• Do this:
Extract all lines from the data beneath that include the word "Drysdale".

────────────────

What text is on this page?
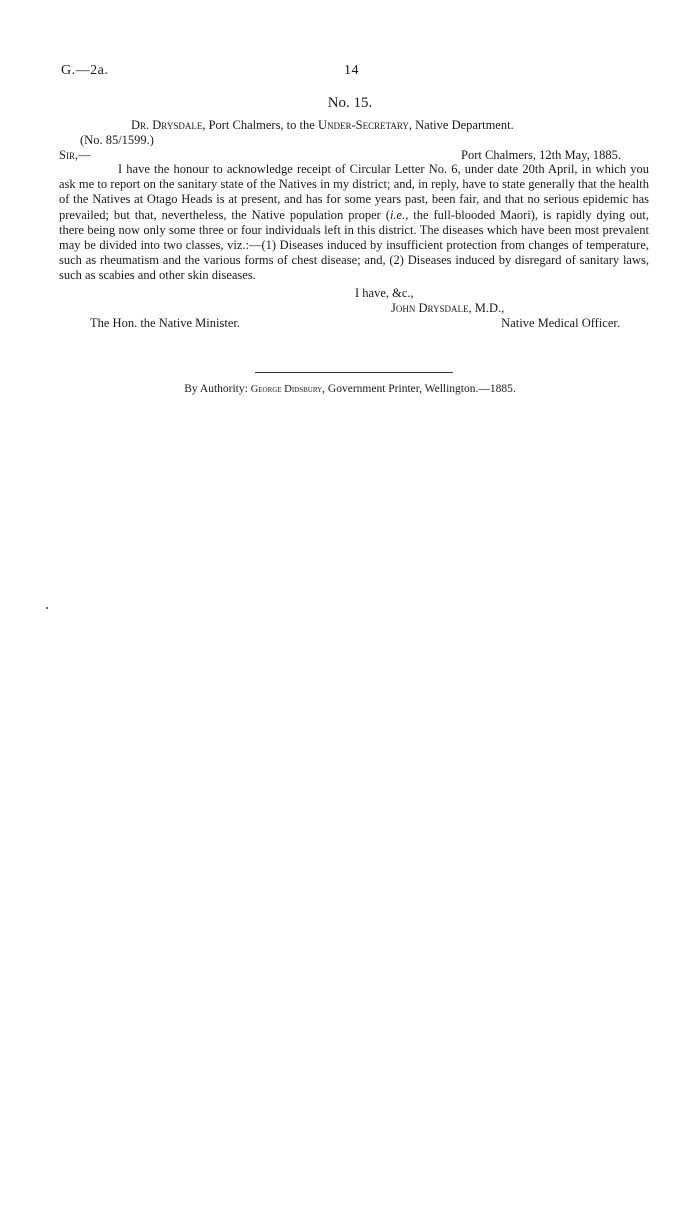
G.—2a.	14
No. 15.
Dr. Drysdale, Port Chalmers, to the Under-Secretary, Native Department.
(No. 85/1599.)
Sir,—	Port Chalmers, 12th May, 1885.
I have the honour to acknowledge receipt of Circular Letter No. 6, under date 20th April, in which you ask me to report on the sanitary state of the Natives in my district; and, in reply, have to state generally that the health of the Natives at Otago Heads is at present, and has for some years past, been fair, and that no serious epidemic has prevailed; but that, nevertheless, the Native population proper (i.e., the full-blooded Maori), is rapidly dying out, there being now only some three or four individuals left in this district. The diseases which have been most prevalent may be divided into two classes, viz.:—(1) Diseases induced by insufficient protection from changes of temperature, such as rheumatism and the various forms of chest disease; and, (2) Diseases induced by disregard of sanitary laws, such as scabies and other skin diseases.
I have, &c.,
John Drysdale, M.D.,
The Hon. the Native Minister.	Native Medical Officer.
By Authority: George Didsbury, Government Printer, Wellington.—1885.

────────────────

• The response:
Dr. Drysdale, Port Chalmers, to the Under-Secretary, Native Department.
John Drysdale, M.D.,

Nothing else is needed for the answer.